_Task requirements:_ Where a line below holds the string "JSON", copy that line.

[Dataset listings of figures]
━━━━━━━━

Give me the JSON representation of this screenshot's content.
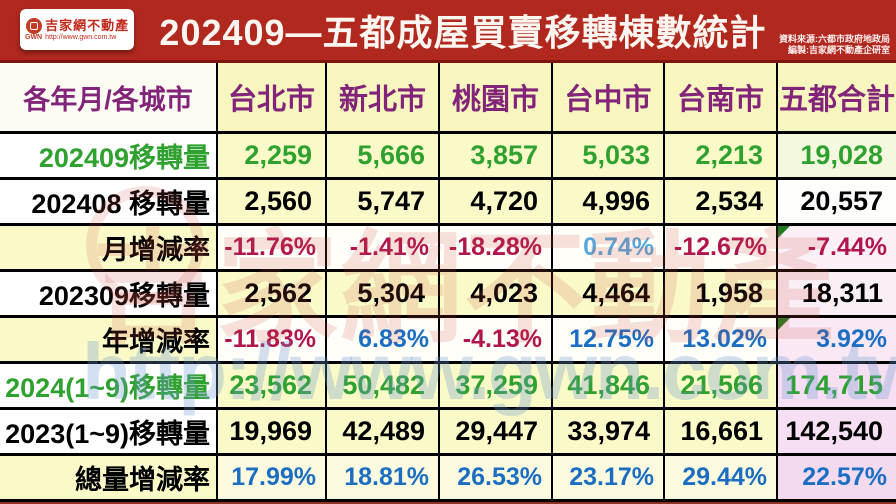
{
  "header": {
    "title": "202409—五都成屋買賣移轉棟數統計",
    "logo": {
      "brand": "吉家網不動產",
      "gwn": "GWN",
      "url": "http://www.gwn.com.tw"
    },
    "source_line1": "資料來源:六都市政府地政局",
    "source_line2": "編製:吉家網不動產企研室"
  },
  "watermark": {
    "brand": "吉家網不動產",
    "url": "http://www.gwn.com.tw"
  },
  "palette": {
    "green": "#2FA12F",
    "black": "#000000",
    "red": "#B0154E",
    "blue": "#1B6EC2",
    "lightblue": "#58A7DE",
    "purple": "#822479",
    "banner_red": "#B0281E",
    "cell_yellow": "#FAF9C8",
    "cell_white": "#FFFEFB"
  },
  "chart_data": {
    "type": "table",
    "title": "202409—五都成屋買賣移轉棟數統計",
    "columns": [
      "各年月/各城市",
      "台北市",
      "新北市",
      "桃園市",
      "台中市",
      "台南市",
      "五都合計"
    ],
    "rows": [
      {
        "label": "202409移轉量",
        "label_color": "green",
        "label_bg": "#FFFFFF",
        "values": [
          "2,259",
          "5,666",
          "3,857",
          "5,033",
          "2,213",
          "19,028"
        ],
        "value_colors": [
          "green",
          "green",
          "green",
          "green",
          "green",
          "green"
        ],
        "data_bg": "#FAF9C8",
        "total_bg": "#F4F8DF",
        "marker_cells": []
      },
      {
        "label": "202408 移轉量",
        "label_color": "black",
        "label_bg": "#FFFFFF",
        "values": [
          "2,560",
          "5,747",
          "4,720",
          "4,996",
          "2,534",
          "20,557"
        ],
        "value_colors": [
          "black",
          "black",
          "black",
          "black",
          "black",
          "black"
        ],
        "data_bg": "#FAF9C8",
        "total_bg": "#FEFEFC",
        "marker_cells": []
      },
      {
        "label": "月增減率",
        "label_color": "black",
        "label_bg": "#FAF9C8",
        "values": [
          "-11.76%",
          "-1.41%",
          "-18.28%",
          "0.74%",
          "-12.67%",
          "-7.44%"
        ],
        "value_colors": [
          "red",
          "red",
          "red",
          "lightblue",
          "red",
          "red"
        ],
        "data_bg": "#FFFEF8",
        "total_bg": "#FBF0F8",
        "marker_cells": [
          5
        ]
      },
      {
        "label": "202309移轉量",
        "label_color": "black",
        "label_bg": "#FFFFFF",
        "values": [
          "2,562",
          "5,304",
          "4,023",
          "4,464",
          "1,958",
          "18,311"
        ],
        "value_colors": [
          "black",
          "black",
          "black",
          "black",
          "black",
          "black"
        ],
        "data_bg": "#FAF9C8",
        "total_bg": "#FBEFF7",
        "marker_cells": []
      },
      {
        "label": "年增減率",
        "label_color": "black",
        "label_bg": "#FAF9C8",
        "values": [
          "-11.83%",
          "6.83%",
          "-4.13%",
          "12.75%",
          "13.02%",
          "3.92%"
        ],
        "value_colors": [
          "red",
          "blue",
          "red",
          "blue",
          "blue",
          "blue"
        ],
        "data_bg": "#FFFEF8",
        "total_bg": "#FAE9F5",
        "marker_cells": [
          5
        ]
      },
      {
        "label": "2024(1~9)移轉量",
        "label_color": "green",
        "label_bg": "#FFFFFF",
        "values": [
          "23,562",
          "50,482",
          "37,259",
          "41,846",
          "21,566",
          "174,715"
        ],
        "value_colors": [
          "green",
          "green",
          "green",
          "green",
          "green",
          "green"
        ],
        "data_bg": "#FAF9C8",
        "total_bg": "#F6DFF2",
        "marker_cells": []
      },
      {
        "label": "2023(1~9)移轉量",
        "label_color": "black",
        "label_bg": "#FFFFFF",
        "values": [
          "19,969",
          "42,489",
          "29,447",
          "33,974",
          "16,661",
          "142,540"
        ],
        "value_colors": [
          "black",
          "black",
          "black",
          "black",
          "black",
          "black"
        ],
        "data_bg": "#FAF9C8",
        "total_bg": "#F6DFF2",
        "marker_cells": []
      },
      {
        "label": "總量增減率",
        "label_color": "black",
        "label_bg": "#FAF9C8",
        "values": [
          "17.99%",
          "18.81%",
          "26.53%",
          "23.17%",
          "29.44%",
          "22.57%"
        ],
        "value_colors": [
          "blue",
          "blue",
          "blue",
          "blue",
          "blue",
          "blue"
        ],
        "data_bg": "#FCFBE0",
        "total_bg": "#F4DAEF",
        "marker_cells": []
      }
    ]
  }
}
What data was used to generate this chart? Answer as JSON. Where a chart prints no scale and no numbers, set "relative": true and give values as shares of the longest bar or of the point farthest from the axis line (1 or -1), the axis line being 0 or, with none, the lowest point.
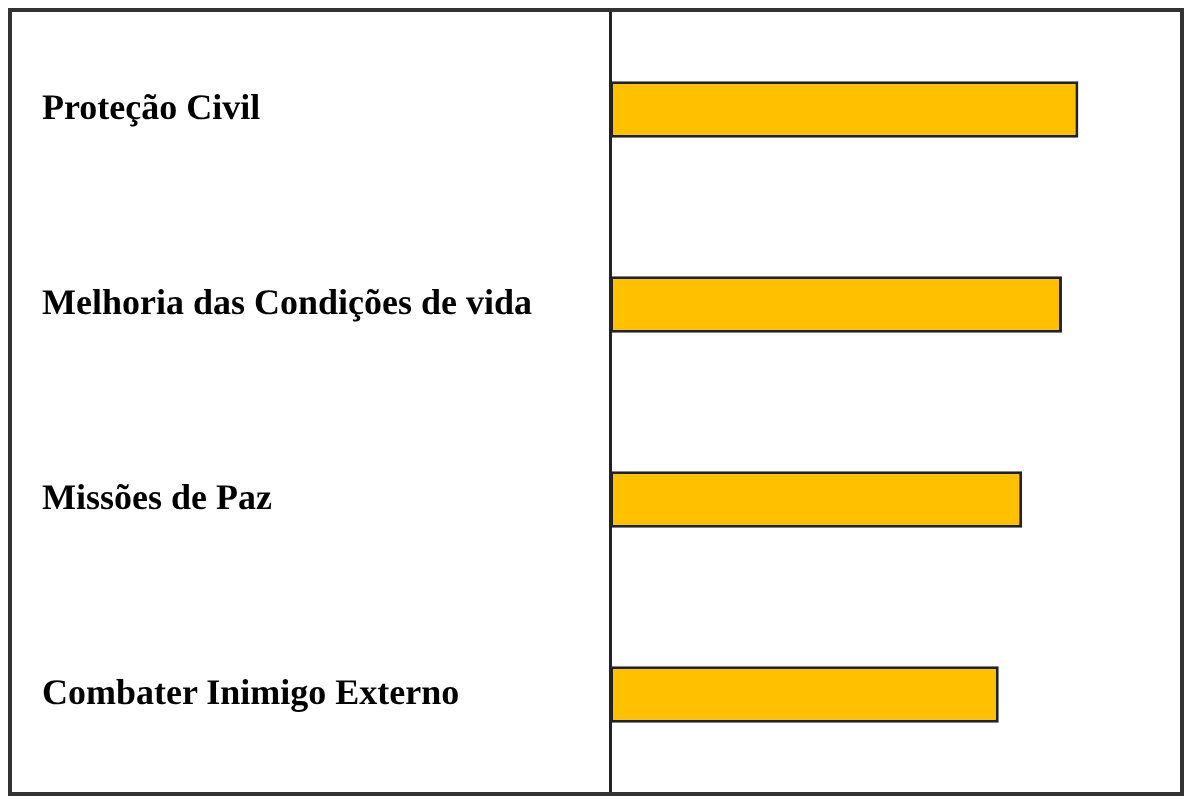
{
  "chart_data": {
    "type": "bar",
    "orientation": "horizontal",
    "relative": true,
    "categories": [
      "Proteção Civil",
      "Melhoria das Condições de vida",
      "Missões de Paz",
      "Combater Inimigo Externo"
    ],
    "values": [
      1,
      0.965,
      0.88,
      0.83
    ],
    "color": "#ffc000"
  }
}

━━━━━━━━

_Solution to the exercise:_
Give me the JSON representation of this screenshot's content.
What data was used to generate this chart? Answer as JSON. Where a chart prints no scale and no numbers, set "relative": true and give values as shares of the longest bar or of the point farthest from the axis line (1 or -1), the axis line being 0 or, with none, the lowest point.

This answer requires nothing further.